* **WORK TO COMPLETE**: Transcribe the records below exactly.

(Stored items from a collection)

________________

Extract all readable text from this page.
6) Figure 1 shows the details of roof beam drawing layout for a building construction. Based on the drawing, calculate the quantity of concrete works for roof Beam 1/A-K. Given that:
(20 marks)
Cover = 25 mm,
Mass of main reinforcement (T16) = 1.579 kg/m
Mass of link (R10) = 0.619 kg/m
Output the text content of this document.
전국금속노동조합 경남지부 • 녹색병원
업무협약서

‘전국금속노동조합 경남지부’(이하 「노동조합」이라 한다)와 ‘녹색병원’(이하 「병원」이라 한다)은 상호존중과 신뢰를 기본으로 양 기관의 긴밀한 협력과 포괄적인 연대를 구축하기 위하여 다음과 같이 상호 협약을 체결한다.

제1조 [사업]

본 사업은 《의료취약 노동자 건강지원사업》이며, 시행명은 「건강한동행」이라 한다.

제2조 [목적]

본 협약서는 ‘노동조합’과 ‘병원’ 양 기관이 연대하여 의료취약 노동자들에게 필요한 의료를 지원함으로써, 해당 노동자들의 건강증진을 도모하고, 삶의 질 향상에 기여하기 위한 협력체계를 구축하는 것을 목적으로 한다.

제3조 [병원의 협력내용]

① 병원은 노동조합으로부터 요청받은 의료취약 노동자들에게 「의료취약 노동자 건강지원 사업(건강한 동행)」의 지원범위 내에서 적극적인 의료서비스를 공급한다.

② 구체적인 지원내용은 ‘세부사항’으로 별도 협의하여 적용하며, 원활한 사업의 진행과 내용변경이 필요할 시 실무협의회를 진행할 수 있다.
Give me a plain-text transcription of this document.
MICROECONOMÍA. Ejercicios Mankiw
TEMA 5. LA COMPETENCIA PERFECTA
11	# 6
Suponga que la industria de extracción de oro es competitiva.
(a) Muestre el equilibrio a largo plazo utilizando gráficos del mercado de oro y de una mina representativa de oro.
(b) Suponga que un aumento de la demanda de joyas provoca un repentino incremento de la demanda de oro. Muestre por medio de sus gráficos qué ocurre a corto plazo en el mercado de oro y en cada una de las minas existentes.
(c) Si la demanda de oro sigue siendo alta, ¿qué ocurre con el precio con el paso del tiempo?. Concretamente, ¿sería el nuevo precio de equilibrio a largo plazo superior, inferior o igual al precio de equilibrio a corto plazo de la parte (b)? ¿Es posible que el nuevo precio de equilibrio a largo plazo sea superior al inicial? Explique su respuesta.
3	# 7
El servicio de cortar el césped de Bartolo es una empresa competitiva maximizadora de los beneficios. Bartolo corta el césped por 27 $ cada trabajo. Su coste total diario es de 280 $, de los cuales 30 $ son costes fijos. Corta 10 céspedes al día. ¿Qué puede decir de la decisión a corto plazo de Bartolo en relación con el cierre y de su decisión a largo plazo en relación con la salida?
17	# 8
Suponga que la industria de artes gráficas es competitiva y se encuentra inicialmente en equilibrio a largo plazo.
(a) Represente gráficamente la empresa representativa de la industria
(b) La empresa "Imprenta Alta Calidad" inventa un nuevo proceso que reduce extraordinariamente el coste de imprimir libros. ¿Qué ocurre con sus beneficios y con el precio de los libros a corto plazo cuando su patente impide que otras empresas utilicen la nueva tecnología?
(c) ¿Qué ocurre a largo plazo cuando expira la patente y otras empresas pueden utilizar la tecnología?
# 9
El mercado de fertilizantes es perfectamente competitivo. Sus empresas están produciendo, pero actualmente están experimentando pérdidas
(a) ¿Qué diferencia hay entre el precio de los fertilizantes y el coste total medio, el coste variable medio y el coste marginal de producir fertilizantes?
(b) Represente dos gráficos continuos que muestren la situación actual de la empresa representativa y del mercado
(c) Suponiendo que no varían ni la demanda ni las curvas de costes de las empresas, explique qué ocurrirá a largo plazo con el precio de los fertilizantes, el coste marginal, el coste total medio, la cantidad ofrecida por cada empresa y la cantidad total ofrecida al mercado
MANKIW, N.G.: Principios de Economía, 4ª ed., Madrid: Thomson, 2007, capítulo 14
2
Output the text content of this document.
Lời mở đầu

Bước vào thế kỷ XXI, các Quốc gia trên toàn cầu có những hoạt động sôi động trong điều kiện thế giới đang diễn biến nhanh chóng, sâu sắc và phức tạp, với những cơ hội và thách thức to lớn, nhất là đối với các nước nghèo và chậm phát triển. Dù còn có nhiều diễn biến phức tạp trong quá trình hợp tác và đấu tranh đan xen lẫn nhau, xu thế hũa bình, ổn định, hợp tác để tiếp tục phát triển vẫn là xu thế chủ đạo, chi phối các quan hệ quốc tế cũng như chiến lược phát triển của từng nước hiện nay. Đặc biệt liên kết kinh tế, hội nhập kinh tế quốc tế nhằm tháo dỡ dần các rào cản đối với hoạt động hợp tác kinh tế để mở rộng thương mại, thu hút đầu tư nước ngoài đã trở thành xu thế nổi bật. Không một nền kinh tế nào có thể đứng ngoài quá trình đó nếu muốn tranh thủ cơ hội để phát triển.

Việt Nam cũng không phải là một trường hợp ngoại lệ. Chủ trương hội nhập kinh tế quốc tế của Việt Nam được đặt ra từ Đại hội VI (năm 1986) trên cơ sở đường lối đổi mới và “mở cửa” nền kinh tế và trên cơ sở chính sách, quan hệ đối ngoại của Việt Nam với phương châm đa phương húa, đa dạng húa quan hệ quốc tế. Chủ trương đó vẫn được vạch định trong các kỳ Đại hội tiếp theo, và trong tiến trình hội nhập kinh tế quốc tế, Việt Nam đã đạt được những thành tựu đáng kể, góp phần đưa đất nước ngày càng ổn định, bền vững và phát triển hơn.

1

________________

* **EXERCISE RESULT**:
Extract all readable text from this page.
6) Figure 1 shows the details of roof beam drawing layout for a building construction. Based on the drawing, calculate the quantity of concrete works for roof Beam 1/A-K. Given that:
(20 marks)
Cover = 25 mm,
Mass of main reinforcement (T16) = 1.579 kg/m
Mass of link (R10) = 0.619 kg/m
Output the text content of this document.
전국금속노동조합 경남지부 • 녹색병원
업무협약서

‘전국금속노동조합 경남지부’(이하 「노동조합」이라 한다)와 ‘녹색병원’(이하 「병원」이라 한다)은 상호존중과 신뢰를 기본으로 양 기관의 긴밀한 협력과 포괄적인 연대를 구축하기 위하여 다음과 같이 상호 협약을 체결한다.

제1조 [사업]

본 사업은 《의료취약 노동자 건강지원사업》이며, 시행명은 「건강한동행」이라 한다.

제2조 [목적]

본 협약서는 ‘노동조합’과 ‘병원’ 양 기관이 연대하여 의료취약 노동자들에게 필요한 의료를 지원함으로써, 해당 노동자들의 건강증진을 도모하고, 삶의 질 향상에 기여하기 위한 협력체계를 구축하는 것을 목적으로 한다.

제3조 [병원의 협력내용]

① 병원은 노동조합으로부터 요청받은 의료취약 노동자들에게 「의료취약 노동자 건강지원 사업(건강한 동행)」의 지원범위 내에서 적극적인 의료서비스를 공급한다.

② 구체적인 지원내용은 ‘세부사항’으로 별도 협의하여 적용하며, 원활한 사업의 진행과 내용변경이 필요할 시 실무협의회를 진행할 수 있다.
Give me a plain-text transcription of this document.
MICROECONOMÍA. Ejercicios Mankiw
TEMA 5. LA COMPETENCIA PERFECTA
11	# 6
Suponga que la industria de extracción de oro es competitiva.
(a) Muestre el equilibrio a largo plazo utilizando gráficos del mercado de oro y de una mina representativa de oro.
(b) Suponga que un aumento de la demanda de joyas provoca un repentino incremento de la demanda de oro. Muestre por medio de sus gráficos qué ocurre a corto plazo en el mercado de oro y en cada una de las minas existentes.
(c) Si la demanda de oro sigue siendo alta, ¿qué ocurre con el precio con el paso del tiempo?. Concretamente, ¿sería el nuevo precio de equilibrio a largo plazo superior, inferior o igual al precio de equilibrio a corto plazo de la parte (b)? ¿Es posible que el nuevo precio de equilibrio a largo plazo sea superior al inicial? Explique su respuesta.
3	# 7
El servicio de cortar el césped de Bartolo es una empresa competitiva maximizadora de los beneficios. Bartolo corta el césped por 27 $ cada trabajo. Su coste total diario es de 280 $, de los cuales 30 $ son costes fijos. Corta 10 céspedes al día. ¿Qué puede decir de la decisión a corto plazo de Bartolo en relación con el cierre y de su decisión a largo plazo en relación con la salida?
17	# 8
Suponga que la industria de artes gráficas es competitiva y se encuentra inicialmente en equilibrio a largo plazo.
(a) Represente gráficamente la empresa representativa de la industria
(b) La empresa "Imprenta Alta Calidad" inventa un nuevo proceso que reduce extraordinariamente el coste de imprimir libros. ¿Qué ocurre con sus beneficios y con el precio de los libros a corto plazo cuando su patente impide que otras empresas utilicen la nueva tecnología?
(c) ¿Qué ocurre a largo plazo cuando expira la patente y otras empresas pueden utilizar la tecnología?
# 9
El mercado de fertilizantes es perfectamente competitivo. Sus empresas están produciendo, pero actualmente están experimentando pérdidas
(a) ¿Qué diferencia hay entre el precio de los fertilizantes y el coste total medio, el coste variable medio y el coste marginal de producir fertilizantes?
(b) Represente dos gráficos continuos que muestren la situación actual de la empresa representativa y del mercado
(c) Suponiendo que no varían ni la demanda ni las curvas de costes de las empresas, explique qué ocurrirá a largo plazo con el precio de los fertilizantes, el coste marginal, el coste total medio, la cantidad ofrecida por cada empresa y la cantidad total ofrecida al mercado
MANKIW, N.G.: Principios de Economía, 4ª ed., Madrid: Thomson, 2007, capítulo 14
2
Output the text content of this document.
Lời mở đầu

Bước vào thế kỷ XXI, các Quốc gia trên toàn cầu có những hoạt động sôi động trong điều kiện thế giới đang diễn biến nhanh chóng, sâu sắc và phức tạp, với những cơ hội và thách thức to lớn, nhất là đối với các nước nghèo và chậm phát triển. Dù còn có nhiều diễn biến phức tạp trong quá trình hợp tác và đấu tranh đan xen lẫn nhau, xu thế hũa bình, ổn định, hợp tác để tiếp tục phát triển vẫn là xu thế chủ đạo, chi phối các quan hệ quốc tế cũng như chiến lược phát triển của từng nước hiện nay. Đặc biệt liên kết kinh tế, hội nhập kinh tế quốc tế nhằm tháo dỡ dần các rào cản đối với hoạt động hợp tác kinh tế để mở rộng thương mại, thu hút đầu tư nước ngoài đã trở thành xu thế nổi bật. Không một nền kinh tế nào có thể đứng ngoài quá trình đó nếu muốn tranh thủ cơ hội để phát triển.

Việt Nam cũng không phải là một trường hợp ngoại lệ. Chủ trương hội nhập kinh tế quốc tế của Việt Nam được đặt ra từ Đại hội VI (năm 1986) trên cơ sở đường lối đổi mới và “mở cửa” nền kinh tế và trên cơ sở chính sách, quan hệ đối ngoại của Việt Nam với phương châm đa phương húa, đa dạng húa quan hệ quốc tế. Chủ trương đó vẫn được vạch định trong các kỳ Đại hội tiếp theo, và trong tiến trình hội nhập kinh tế quốc tế, Việt Nam đã đạt được những thành tựu đáng kể, góp phần đưa đất nước ngày càng ổn định, bền vững và phát triển hơn.

1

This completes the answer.